Instructions to follow :: Check every line below for the word "αύξηση" and copy each one that has it.

Data entries:

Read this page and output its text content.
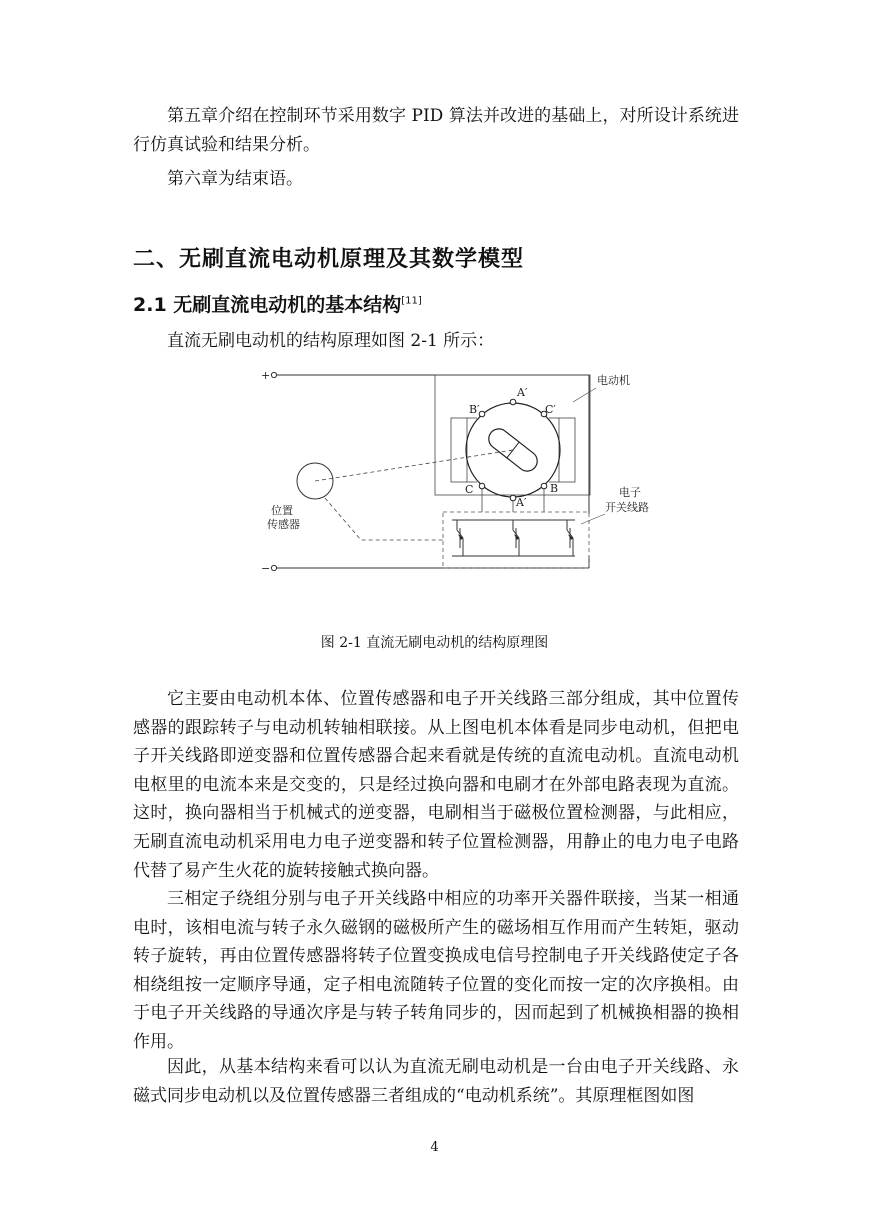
第五章介绍在控制环节采用数字 PID 算法并改进的基础上，对所设计系统进行仿真试验和结果分析。

第六章为结束语。

二、无刷直流电动机原理及其数学模型
2.1 无刷直流电动机的基本结构[11]

直流无刷电动机的结构原理如图 2-1 所示：

+
−
电动机
A′
B′	C′
C	B
A′
位置
传感器
电子
开关线路

图 2-1 直流无刷电动机的结构原理图

它主要由电动机本体、位置传感器和电子开关线路三部分组成，其中位置传感器的跟踪转子与电动机转轴相联接。从上图电机本体看是同步电动机，但把电子开关线路即逆变器和位置传感器合起来看就是传统的直流电动机。直流电动机电枢里的电流本来是交变的，只是经过换向器和电刷才在外部电路表现为直流。这时，换向器相当于机械式的逆变器，电刷相当于磁极位置检测器，与此相应，无刷直流电动机采用电力电子逆变器和转子位置检测器，用静止的电力电子电路代替了易产生火花的旋转接触式换向器。

三相定子绕组分别与电子开关线路中相应的功率开关器件联接，当某一相通电时，该相电流与转子永久磁钢的磁极所产生的磁场相互作用而产生转矩，驱动转子旋转，再由位置传感器将转子位置变换成电信号控制电子开关线路使定子各相绕组按一定顺序导通，定子相电流随转子位置的变化而按一定的次序换相。由于电子开关线路的导通次序是与转子转角同步的，因而起到了机械换相器的换相作用。

因此，从基本结构来看可以认为直流无刷电动机是一台由电子开关线路、永磁式同步电动机以及位置传感器三者组成的“电动机系统”。其原理框图如图

4
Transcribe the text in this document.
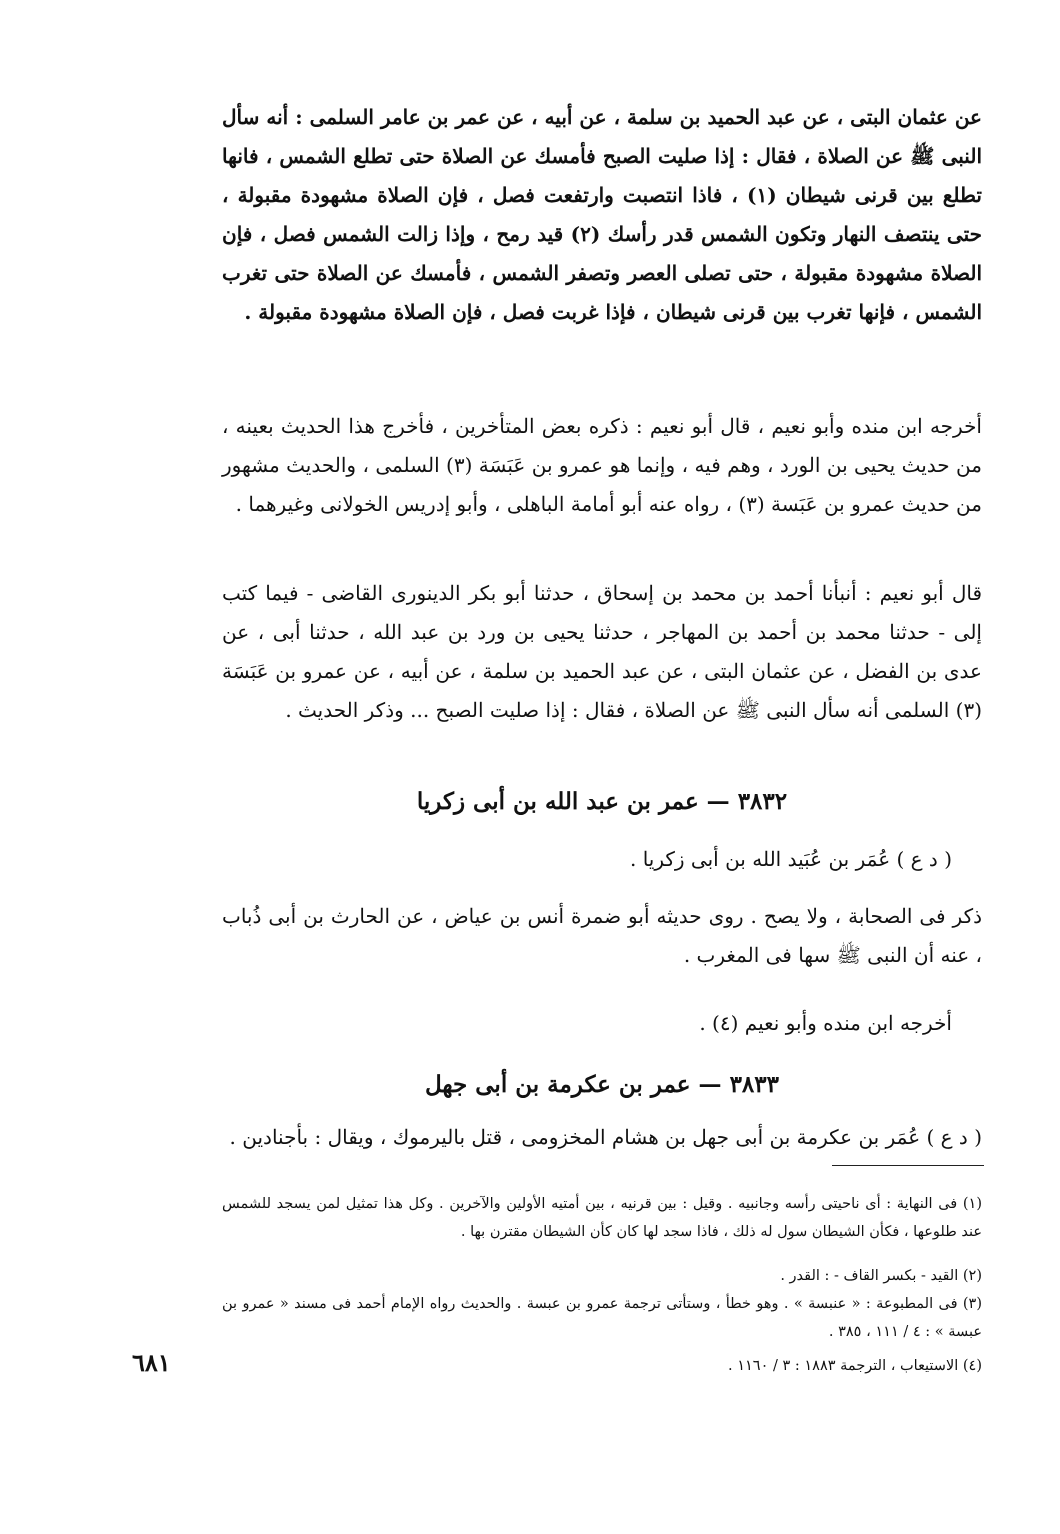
عن عثمان البتى ، عن عبد الحميد بن سلمة ، عن أبيه ، عن عمر بن عامر السلمى : أنه سأل النبى ﷺ عن الصلاة ، فقال : إذا صليت الصبح فأمسك عن الصلاة حتى تطلع الشمس ، فانها تطلع بين قرنى شيطان (١) ، فاذا انتصبت وارتفعت فصل ، فإن الصلاة مشهودة مقبولة ، حتى ينتصف النهار وتكون الشمس قدر رأسك (٢) قيد رمح ، وإذا زالت الشمس فصل ، فإن الصلاة مشهودة مقبولة ، حتى تصلى العصر وتصفر الشمس ، فأمسك عن الصلاة حتى تغرب الشمس ، فإنها تغرب بين قرنى شيطان ، فإذا غربت فصل ، فإن الصلاة مشهودة مقبولة .
أخرجه ابن منده وأبو نعيم ، قال أبو نعيم : ذكره بعض المتأخرين ، فأخرج هذا الحديث بعينه ، من حديث يحيى بن الورد ، وهم فيه ، وإنما هو عمرو بن عَبَسَة (٣) السلمى ، والحديث مشهور من حديث عمرو بن عَبَسة (٣) ، رواه عنه أبو أمامة الباهلى ، وأبو إدريس الخولانى وغيرهما .
قال أبو نعيم : أنبأنا أحمد بن محمد بن إسحاق ، حدثنا أبو بكر الدينورى القاضى - فيما كتب إلى - حدثنا محمد بن أحمد بن المهاجر ، حدثنا يحيى بن ورد بن عبد الله ، حدثنا أبى ، عن عدى بن الفضل ، عن عثمان البتى ، عن عبد الحميد بن سلمة ، عن أبيه ، عن عمرو بن عَبَسَة (٣) السلمى أنه سأل النبى ﷺ عن الصلاة ، فقال : إذا صليت الصبح ... وذكر الحديث .
٣٨٣٢ — عمر بن عبد الله بن أبى زكريا
( د ع ) عُمَر بن عُبَيد الله بن أبى زكريا .
ذكر فى الصحابة ، ولا يصح . روى حديثه أبو ضمرة أنس بن عياض ، عن الحارث بن أبى ذُباب ، عنه أن النبى ﷺ سها فى المغرب .
أخرجه ابن منده وأبو نعيم (٤) .
٣٨٣٣ — عمر بن عكرمة بن أبى جهل
( د ع ) عُمَر بن عكرمة بن أبى جهل بن هشام المخزومى ، قتل باليرموك ، ويقال : بأجنادين .
(١) فى النهاية : أى ناحيتى رأسه وجانبيه . وقيل : بين قرنيه ، بين أمتيه الأولين والآخرين . وكل هذا تمثيل لمن يسجد للشمس عند طلوعها ، فكأن الشيطان سول له ذلك ، فاذا سجد لها كان كأن الشيطان مقترن بها .
(٢) القيد - بكسر القاف - : القدر .
(٣) فى المطبوعة : « عنبسة » . وهو خطأ ، وستأتى ترجمة عمرو بن عبسة . والحديث رواه الإمام أحمد فى مسند « عمرو بن عبسة » : ٤ / ١١١ ، ٣٨٥ .
(٤) الاستيعاب ، الترجمة ١٨٨٣ : ٣ / ١١٦٠ .
٦٨١
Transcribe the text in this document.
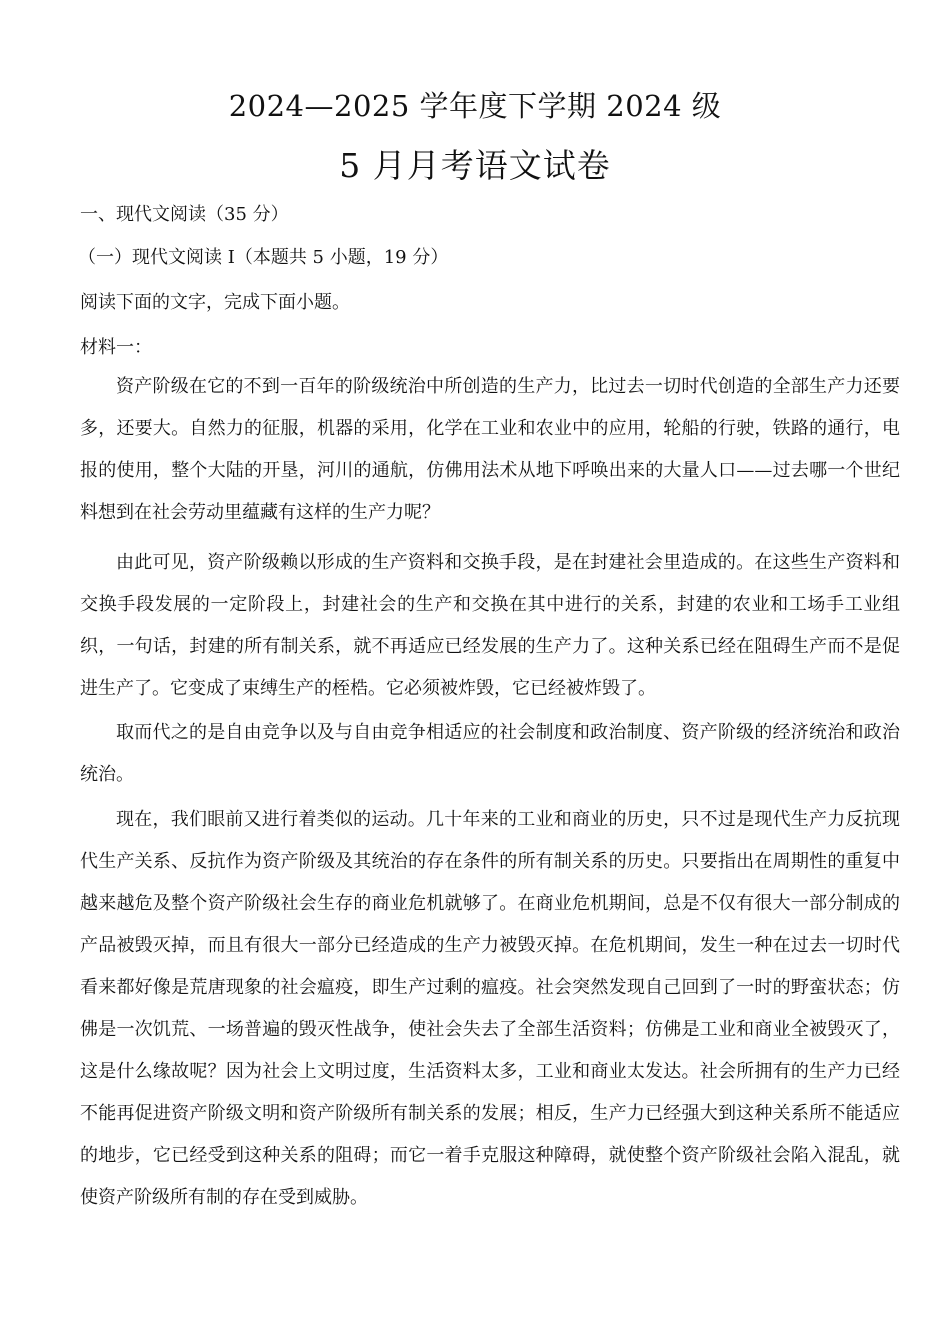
2024—2025 学年度下学期 2024 级
5 月月考语文试卷
一、现代文阅读（35 分）
（一）现代文阅读 I（本题共 5 小题，19 分）
阅读下面的文字，完成下面小题。
材料一：

资产阶级在它的不到一百年的阶级统治中所创造的生产力，比过去一切时代创造的全部生产力还要多，还要大。自然力的征服，机器的采用，化学在工业和农业中的应用，轮船的行驶，铁路的通行，电报的使用，整个大陆的开垦，河川的通航，仿佛用法术从地下呼唤出来的大量人口——过去哪一个世纪料想到在社会劳动里蕴藏有这样的生产力呢？

由此可见，资产阶级赖以形成的生产资料和交换手段，是在封建社会里造成的。在这些生产资料和交换手段发展的一定阶段上，封建社会的生产和交换在其中进行的关系，封建的农业和工场手工业组织，一句话，封建的所有制关系，就不再适应已经发展的生产力了。这种关系已经在阻碍生产而不是促进生产了。它变成了束缚生产的桎梏。它必须被炸毁，它已经被炸毁了。

取而代之的是自由竞争以及与自由竞争相适应的社会制度和政治制度、资产阶级的经济统治和政治统治。

现在，我们眼前又进行着类似的运动。几十年来的工业和商业的历史，只不过是现代生产力反抗现代生产关系、反抗作为资产阶级及其统治的存在条件的所有制关系的历史。只要指出在周期性的重复中越来越危及整个资产阶级社会生存的商业危机就够了。在商业危机期间，总是不仅有很大一部分制成的产品被毁灭掉，而且有很大一部分已经造成的生产力被毁灭掉。在危机期间，发生一种在过去一切时代看来都好像是荒唐现象的社会瘟疫，即生产过剩的瘟疫。社会突然发现自己回到了一时的野蛮状态；仿佛是一次饥荒、一场普遍的毁灭性战争，使社会失去了全部生活资料；仿佛是工业和商业全被毁灭了，这是什么缘故呢？因为社会上文明过度，生活资料太多，工业和商业太发达。社会所拥有的生产力已经不能再促进资产阶级文明和资产阶级所有制关系的发展；相反，生产力已经强大到这种关系所不能适应的地步，它已经受到这种关系的阻碍；而它一着手克服这种障碍，就使整个资产阶级社会陷入混乱，就使资产阶级所有制的存在受到威胁。
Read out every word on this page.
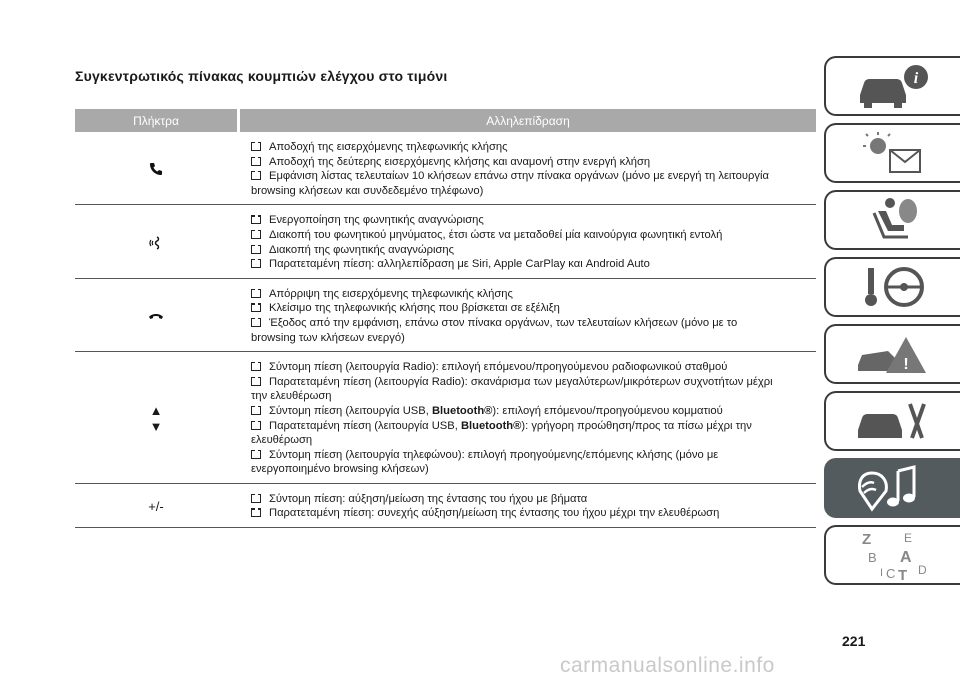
Συγκεντρωτικός πίνακας κουμπιών ελέγχου στο τιμόνι
Πλήκτρα	Αλληλεπίδραση
Αποδοχή της εισερχόμενης τηλεφωνικής κλήσης
Αποδοχή της δεύτερης εισερχόμενης κλήσης και αναμονή στην ενεργή κλήση
Εμφάνιση λίστας τελευταίων 10 κλήσεων επάνω στην πίνακα οργάνων (μόνο με ενεργή τη λειτουργία
browsing κλήσεων και συνδεδεμένο τηλέφωνο)
Ενεργοποίηση της φωνητικής αναγνώρισης
Διακοπή του φωνητικού μηνύματος, έτσι ώστε να μεταδοθεί μία καινούργια φωνητική εντολή
Διακοπή της φωνητικής αναγνώρισης
Παρατεταμένη πίεση: αλληλεπίδραση με Siri, Apple CarPlay και Android Auto
Απόρριψη της εισερχόμενης τηλεφωνικής κλήσης
Κλείσιμο της τηλεφωνικής κλήσης που βρίσκεται σε εξέλιξη
Έξοδος από την εμφάνιση, επάνω στον πίνακα οργάνων, των τελευταίων κλήσεων (μόνο με το
browsing των κλήσεων ενεργό)
▲
▼
Σύντομη πίεση (λειτουργία Radio): επιλογή επόμενου/προηγούμενου ραδιοφωνικού σταθμού
Παρατεταμένη πίεση (λειτουργία Radio): σκανάρισμα των μεγαλύτερων/μικρότερων συχνοτήτων μέχρι
την ελευθέρωση
Σύντομη πίεση (λειτουργία USB, Bluetooth®): επιλογή επόμενου/προηγούμενου κομματιού
Παρατεταμένη πίεση (λειτουργία USB, Bluetooth®): γρήγορη προώθηση/προς τα πίσω μέχρι την
ελευθέρωση
Σύντομη πίεση (λειτουργία τηλεφώνου): επιλογή προηγούμενης/επόμενης κλήσης (μόνο με
ενεργοποιημένο browsing κλήσεων)
+/-
Σύντομη πίεση: αύξηση/μείωση της έντασης του ήχου με βήματα
Παρατεταμένη πίεση: συνεχής αύξηση/μείωση της έντασης του ήχου μέχρι την ελευθέρωση
i
!
Z	E
B A
I C T D
221
carmanualsonline.info
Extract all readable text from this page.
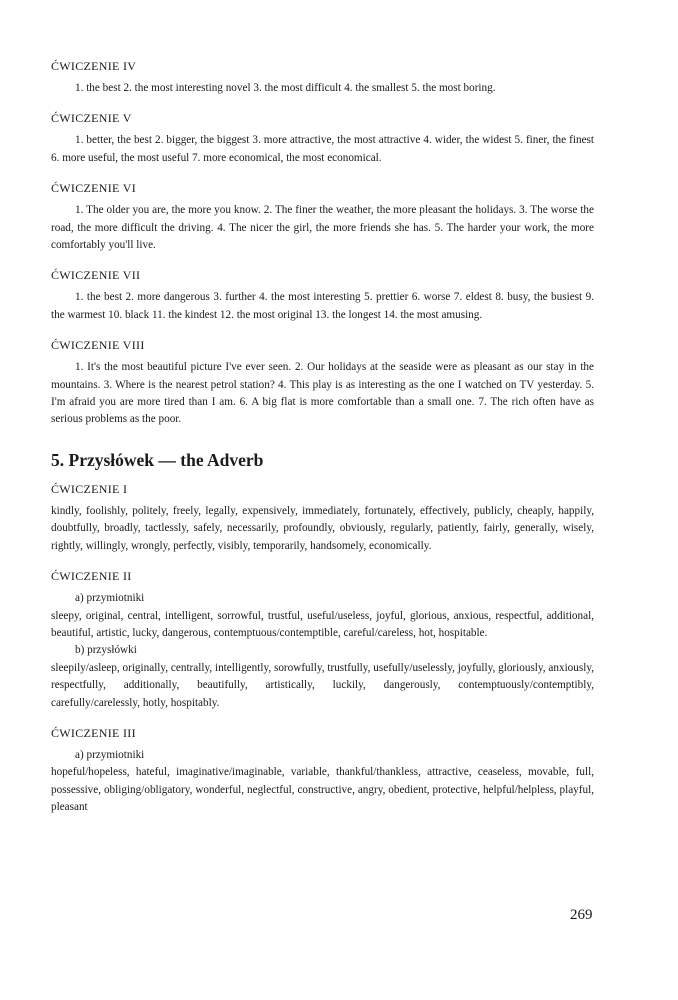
ĆWICZENIE IV

1. the best 2. the most interesting novel 3. the most difficult 4. the smallest 5. the most boring.

ĆWICZENIE V

1. better, the best 2. bigger, the biggest 3. more attractive, the most attractive 4. wider, the widest 5. finer, the finest 6. more useful, the most useful 7. more economical, the most economical.

ĆWICZENIE VI

1. The older you are, the more you know. 2. The finer the weather, the more pleasant the holidays. 3. The worse the road, the more difficult the driving. 4. The nicer the girl, the more friends she has. 5. The harder your work, the more comfortably you'll live.

ĆWICZENIE VII

1. the best 2. more dangerous 3. further 4. the most interesting 5. prettier 6. worse 7. eldest 8. busy, the busiest 9. the warmest 10. black 11. the kindest 12. the most original 13. the longest 14. the most amusing.

ĆWICZENIE VIII

1. It's the most beautiful picture I've ever seen. 2. Our holidays at the seaside were as pleasant as our stay in the mountains. 3. Where is the nearest petrol station? 4. This play is as interesting as the one I watched on TV yesterday. 5. I'm afraid you are more tired than I am. 6. A big flat is more comfortable than a small one. 7. The rich often have as serious problems as the poor.

5. Przysłówek — the Adverb
ĆWICZENIE I

kindly, foolishly, politely, freely, legally, expensively, immediately, fortunately, effectively, publicly, cheaply, happily, doubtfully, broadly, tactlessly, safely, necessarily, profoundly, obviously, regularly, patiently, fairly, generally, wisely, rightly, willingly, wrongly, perfectly, visibly, temporarily, handsomely, economically.

ĆWICZENIE II

a) przymiotniki

sleepy, original, central, intelligent, sorrowful, trustful, useful/useless, joyful, glorious, anxious, respectful, additional, beautiful, artistic, lucky, dangerous, contemptuous/contemptible, careful/careless, hot, hospitable.

b) przysłówki

sleepily/asleep, originally, centrally, intelligently, sorowfully, trustfully, usefully/uselessly, joyfully, gloriously, anxiously, respectfully, additionally, beautifully, artistically, luckily, dangerously, contemptuously/contemptibly, carefully/carelessly, hotly, hospitably.

ĆWICZENIE III

a) przymiotniki

hopeful/hopeless, hateful, imaginative/imaginable, variable, thankful/thankless, attractive, ceaseless, movable, full, possessive, obliging/obligatory, wonderful, neglectful, constructive, angry, obedient, protective, helpful/helpless, playful, pleasant

269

Correct output ::
Σύντομη πίεση: αύξηση/μείωση της έντασης του ήχου με βήματα
Παρατεταμένη πίεση: συνεχής αύξηση/μείωση της έντασης του ήχου μέχρι την ελευθέρωση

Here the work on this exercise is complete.